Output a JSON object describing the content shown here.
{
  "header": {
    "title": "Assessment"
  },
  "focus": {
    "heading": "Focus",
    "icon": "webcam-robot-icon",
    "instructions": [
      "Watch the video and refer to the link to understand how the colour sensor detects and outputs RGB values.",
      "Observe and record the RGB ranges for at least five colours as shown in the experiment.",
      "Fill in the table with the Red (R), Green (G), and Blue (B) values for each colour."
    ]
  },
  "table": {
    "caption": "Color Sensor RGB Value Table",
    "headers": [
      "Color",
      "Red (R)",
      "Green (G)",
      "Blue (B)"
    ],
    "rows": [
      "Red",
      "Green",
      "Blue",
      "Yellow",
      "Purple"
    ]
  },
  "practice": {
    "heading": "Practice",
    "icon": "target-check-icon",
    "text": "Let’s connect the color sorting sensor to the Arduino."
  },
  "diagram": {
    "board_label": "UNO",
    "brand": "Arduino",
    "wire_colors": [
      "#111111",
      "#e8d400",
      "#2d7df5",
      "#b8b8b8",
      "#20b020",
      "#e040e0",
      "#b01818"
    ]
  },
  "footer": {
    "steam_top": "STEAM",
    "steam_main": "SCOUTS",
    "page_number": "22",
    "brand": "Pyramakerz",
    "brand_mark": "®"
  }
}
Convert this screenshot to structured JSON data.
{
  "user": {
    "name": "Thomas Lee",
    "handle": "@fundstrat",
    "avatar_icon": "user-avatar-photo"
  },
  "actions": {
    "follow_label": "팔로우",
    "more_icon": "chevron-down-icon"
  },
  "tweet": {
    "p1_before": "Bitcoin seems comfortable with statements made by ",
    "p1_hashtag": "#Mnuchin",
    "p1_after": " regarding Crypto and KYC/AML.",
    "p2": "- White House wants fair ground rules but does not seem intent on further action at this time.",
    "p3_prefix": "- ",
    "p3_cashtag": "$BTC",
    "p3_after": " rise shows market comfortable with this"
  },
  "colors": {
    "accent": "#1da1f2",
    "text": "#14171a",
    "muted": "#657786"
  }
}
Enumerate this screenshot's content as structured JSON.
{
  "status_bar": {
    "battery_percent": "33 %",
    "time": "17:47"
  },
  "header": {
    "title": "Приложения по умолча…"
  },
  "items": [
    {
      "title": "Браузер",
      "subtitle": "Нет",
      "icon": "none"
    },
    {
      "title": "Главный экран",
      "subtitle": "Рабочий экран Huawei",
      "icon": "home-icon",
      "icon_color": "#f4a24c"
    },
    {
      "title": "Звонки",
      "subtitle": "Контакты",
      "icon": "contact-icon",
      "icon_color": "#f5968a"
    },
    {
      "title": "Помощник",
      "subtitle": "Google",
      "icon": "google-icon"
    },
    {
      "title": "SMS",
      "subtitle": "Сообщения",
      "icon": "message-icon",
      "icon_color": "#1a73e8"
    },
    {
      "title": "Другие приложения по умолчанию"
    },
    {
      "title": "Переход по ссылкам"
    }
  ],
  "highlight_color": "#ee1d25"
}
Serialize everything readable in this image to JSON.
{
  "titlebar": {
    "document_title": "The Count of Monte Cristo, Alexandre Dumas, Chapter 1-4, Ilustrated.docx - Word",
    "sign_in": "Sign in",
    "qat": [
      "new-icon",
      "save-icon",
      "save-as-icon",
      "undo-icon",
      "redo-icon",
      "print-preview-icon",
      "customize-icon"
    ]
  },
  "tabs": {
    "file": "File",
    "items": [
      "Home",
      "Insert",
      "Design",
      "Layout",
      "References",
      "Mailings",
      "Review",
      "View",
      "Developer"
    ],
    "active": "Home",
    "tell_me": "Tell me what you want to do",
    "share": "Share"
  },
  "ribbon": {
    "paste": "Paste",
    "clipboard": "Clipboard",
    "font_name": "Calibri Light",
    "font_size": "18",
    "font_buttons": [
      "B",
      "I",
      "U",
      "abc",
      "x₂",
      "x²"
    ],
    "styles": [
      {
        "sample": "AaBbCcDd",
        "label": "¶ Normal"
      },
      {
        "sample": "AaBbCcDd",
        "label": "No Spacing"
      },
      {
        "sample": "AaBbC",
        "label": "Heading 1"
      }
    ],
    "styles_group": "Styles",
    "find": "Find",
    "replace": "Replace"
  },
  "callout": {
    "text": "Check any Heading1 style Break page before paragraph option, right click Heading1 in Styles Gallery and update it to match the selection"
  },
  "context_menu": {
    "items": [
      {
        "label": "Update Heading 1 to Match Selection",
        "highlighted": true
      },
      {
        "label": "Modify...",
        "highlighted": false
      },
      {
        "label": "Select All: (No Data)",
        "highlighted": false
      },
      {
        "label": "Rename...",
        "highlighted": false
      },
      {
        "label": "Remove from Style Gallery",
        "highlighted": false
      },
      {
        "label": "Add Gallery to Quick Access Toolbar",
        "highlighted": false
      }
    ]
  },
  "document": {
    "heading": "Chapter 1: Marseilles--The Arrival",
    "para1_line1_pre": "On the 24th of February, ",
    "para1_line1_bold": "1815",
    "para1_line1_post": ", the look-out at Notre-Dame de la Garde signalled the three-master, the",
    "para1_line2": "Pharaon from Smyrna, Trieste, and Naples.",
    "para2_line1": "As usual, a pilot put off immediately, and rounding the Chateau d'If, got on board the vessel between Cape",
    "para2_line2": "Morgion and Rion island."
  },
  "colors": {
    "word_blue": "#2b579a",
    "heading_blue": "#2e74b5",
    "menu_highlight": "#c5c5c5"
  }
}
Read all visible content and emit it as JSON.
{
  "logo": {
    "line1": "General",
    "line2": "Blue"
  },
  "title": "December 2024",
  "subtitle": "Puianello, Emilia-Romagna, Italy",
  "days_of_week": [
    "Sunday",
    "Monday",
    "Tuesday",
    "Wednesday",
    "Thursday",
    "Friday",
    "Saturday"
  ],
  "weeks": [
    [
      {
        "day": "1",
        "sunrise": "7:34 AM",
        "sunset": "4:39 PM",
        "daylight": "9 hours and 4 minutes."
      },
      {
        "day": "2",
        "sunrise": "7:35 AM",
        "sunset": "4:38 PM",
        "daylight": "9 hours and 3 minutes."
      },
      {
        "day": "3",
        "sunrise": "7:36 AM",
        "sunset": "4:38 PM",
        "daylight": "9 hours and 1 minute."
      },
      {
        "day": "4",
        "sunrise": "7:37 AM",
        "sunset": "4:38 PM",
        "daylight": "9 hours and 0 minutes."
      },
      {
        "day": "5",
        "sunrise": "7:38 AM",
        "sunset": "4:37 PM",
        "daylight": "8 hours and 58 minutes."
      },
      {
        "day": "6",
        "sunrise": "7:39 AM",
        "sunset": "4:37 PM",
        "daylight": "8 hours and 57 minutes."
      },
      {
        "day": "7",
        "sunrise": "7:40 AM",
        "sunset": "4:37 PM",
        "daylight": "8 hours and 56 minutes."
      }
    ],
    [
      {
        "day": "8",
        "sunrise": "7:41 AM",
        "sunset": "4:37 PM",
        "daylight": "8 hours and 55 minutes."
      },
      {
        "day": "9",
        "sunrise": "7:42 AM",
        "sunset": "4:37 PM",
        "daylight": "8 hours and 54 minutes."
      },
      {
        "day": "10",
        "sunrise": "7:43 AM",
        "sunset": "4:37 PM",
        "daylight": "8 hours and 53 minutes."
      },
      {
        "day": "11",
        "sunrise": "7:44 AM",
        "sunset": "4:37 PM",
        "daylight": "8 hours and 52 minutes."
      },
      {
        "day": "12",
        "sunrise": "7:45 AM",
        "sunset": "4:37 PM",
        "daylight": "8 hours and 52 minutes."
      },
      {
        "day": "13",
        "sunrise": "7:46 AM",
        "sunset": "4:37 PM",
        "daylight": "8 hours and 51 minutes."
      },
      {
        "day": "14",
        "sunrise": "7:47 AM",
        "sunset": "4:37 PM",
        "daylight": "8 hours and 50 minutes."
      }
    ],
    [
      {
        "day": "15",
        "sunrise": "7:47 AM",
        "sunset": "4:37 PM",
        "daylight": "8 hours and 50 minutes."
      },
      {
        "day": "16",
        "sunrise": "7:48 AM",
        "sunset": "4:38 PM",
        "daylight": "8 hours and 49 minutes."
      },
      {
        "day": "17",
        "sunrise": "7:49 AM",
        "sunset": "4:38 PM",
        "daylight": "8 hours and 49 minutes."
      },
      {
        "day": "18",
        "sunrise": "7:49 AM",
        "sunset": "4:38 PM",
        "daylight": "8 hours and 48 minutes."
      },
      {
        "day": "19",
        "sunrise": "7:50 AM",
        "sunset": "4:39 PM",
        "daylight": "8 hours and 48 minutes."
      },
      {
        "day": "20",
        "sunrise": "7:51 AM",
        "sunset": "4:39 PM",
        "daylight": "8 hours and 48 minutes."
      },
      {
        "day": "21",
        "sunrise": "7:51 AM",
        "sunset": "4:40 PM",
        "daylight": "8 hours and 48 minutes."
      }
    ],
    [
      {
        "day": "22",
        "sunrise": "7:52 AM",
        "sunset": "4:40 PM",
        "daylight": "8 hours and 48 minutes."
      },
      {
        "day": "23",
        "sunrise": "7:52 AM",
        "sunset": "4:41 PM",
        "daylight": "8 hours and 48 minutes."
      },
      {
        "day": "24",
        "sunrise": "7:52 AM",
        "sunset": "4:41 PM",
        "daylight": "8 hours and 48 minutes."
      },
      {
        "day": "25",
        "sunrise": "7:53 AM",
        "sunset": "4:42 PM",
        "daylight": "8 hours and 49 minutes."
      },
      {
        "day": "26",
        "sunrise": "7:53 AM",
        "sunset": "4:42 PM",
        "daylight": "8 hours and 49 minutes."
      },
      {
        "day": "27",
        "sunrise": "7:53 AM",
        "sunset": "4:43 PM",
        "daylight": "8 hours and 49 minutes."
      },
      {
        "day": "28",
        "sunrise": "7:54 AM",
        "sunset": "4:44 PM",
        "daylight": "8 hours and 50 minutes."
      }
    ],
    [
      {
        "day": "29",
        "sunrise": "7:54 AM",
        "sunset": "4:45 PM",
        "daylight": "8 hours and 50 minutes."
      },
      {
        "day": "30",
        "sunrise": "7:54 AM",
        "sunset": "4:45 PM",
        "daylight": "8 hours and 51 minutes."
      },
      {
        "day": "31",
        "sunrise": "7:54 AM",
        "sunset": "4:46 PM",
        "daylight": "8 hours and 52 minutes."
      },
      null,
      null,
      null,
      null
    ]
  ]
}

* _Short exercise_: Search the entries for the word "Arduino", then gather every line that has it.

* _Task response_:
    "text": "Let’s connect the color sorting sensor to the Arduino."
    "brand": "Arduino",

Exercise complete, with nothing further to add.